Dataset records:
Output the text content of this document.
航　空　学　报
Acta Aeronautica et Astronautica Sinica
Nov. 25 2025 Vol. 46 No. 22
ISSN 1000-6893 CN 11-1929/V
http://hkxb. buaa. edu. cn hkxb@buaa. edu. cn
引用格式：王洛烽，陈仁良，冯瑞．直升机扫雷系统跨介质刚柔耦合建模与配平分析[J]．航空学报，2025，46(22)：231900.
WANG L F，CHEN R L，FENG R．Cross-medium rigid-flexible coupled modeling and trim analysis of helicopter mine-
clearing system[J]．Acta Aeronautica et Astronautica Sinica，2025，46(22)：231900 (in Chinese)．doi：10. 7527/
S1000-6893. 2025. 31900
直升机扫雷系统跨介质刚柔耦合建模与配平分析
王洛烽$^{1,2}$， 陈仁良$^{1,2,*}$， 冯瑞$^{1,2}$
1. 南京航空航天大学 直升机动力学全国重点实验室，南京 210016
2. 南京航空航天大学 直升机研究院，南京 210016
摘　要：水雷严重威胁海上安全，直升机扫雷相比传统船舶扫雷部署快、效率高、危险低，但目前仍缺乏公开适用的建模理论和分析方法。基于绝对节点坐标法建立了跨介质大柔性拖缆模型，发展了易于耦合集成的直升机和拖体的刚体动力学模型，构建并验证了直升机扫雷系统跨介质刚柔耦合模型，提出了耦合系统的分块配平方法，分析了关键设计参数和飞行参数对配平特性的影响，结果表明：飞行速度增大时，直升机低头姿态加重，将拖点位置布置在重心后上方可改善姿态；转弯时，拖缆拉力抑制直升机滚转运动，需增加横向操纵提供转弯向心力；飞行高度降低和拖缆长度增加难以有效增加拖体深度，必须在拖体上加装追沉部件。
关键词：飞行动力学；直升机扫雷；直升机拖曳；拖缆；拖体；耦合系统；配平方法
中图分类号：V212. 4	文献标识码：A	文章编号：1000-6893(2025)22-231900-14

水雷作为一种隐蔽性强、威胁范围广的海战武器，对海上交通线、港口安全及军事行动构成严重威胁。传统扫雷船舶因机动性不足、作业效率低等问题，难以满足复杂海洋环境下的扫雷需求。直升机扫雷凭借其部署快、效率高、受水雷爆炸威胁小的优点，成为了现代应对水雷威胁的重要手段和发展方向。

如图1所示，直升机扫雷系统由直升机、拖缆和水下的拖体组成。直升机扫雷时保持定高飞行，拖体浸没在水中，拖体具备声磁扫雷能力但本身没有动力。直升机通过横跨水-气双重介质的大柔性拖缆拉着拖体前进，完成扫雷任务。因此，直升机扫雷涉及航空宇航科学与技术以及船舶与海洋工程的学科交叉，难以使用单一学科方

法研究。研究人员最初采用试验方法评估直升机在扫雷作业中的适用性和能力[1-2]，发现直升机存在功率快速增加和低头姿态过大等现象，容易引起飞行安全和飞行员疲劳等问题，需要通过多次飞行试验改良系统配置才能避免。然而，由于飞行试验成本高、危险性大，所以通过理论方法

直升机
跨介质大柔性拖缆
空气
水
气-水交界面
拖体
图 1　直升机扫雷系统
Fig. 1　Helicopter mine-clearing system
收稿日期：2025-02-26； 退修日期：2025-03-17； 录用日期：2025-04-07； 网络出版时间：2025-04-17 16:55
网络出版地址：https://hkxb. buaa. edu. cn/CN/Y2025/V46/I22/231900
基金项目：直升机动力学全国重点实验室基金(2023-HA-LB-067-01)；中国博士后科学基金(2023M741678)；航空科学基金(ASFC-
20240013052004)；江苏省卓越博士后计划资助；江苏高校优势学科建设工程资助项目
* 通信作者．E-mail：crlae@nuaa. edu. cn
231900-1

WHAT YOU NEED TO DO: Recopy the entries above exactly, with every line included.

ANSWER BELOW:
Output the text content of this document.
航　空　学　报
Acta Aeronautica et Astronautica Sinica
Nov. 25 2025 Vol. 46 No. 22
ISSN 1000-6893 CN 11-1929/V
http://hkxb. buaa. edu. cn hkxb@buaa. edu. cn
引用格式：王洛烽，陈仁良，冯瑞．直升机扫雷系统跨介质刚柔耦合建模与配平分析[J]．航空学报，2025，46(22)：231900.
WANG L F，CHEN R L，FENG R．Cross-medium rigid-flexible coupled modeling and trim analysis of helicopter mine-
clearing system[J]．Acta Aeronautica et Astronautica Sinica，2025，46(22)：231900 (in Chinese)．doi：10. 7527/
S1000-6893. 2025. 31900
直升机扫雷系统跨介质刚柔耦合建模与配平分析
王洛烽$^{1,2}$， 陈仁良$^{1,2,*}$， 冯瑞$^{1,2}$
1. 南京航空航天大学 直升机动力学全国重点实验室，南京 210016
2. 南京航空航天大学 直升机研究院，南京 210016
摘　要：水雷严重威胁海上安全，直升机扫雷相比传统船舶扫雷部署快、效率高、危险低，但目前仍缺乏公开适用的建模理论和分析方法。基于绝对节点坐标法建立了跨介质大柔性拖缆模型，发展了易于耦合集成的直升机和拖体的刚体动力学模型，构建并验证了直升机扫雷系统跨介质刚柔耦合模型，提出了耦合系统的分块配平方法，分析了关键设计参数和飞行参数对配平特性的影响，结果表明：飞行速度增大时，直升机低头姿态加重，将拖点位置布置在重心后上方可改善姿态；转弯时，拖缆拉力抑制直升机滚转运动，需增加横向操纵提供转弯向心力；飞行高度降低和拖缆长度增加难以有效增加拖体深度，必须在拖体上加装追沉部件。
关键词：飞行动力学；直升机扫雷；直升机拖曳；拖缆；拖体；耦合系统；配平方法
中图分类号：V212. 4	文献标识码：A	文章编号：1000-6893(2025)22-231900-14

水雷作为一种隐蔽性强、威胁范围广的海战武器，对海上交通线、港口安全及军事行动构成严重威胁。传统扫雷船舶因机动性不足、作业效率低等问题，难以满足复杂海洋环境下的扫雷需求。直升机扫雷凭借其部署快、效率高、受水雷爆炸威胁小的优点，成为了现代应对水雷威胁的重要手段和发展方向。

如图1所示，直升机扫雷系统由直升机、拖缆和水下的拖体组成。直升机扫雷时保持定高飞行，拖体浸没在水中，拖体具备声磁扫雷能力但本身没有动力。直升机通过横跨水-气双重介质的大柔性拖缆拉着拖体前进，完成扫雷任务。因此，直升机扫雷涉及航空宇航科学与技术以及船舶与海洋工程的学科交叉，难以使用单一学科方

法研究。研究人员最初采用试验方法评估直升机在扫雷作业中的适用性和能力[1-2]，发现直升机存在功率快速增加和低头姿态过大等现象，容易引起飞行安全和飞行员疲劳等问题，需要通过多次飞行试验改良系统配置才能避免。然而，由于飞行试验成本高、危险性大，所以通过理论方法

直升机
跨介质大柔性拖缆
空气
水
气-水交界面
拖体
图 1　直升机扫雷系统
Fig. 1　Helicopter mine-clearing system
收稿日期：2025-02-26； 退修日期：2025-03-17； 录用日期：2025-04-07； 网络出版时间：2025-04-17 16:55
网络出版地址：https://hkxb. buaa. edu. cn/CN/Y2025/V46/I22/231900
基金项目：直升机动力学全国重点实验室基金(2023-HA-LB-067-01)；中国博士后科学基金(2023M741678)；航空科学基金(ASFC-
20240013052004)；江苏省卓越博士后计划资助；江苏高校优势学科建设工程资助项目
* 通信作者．E-mail：crlae@nuaa. edu. cn
231900-1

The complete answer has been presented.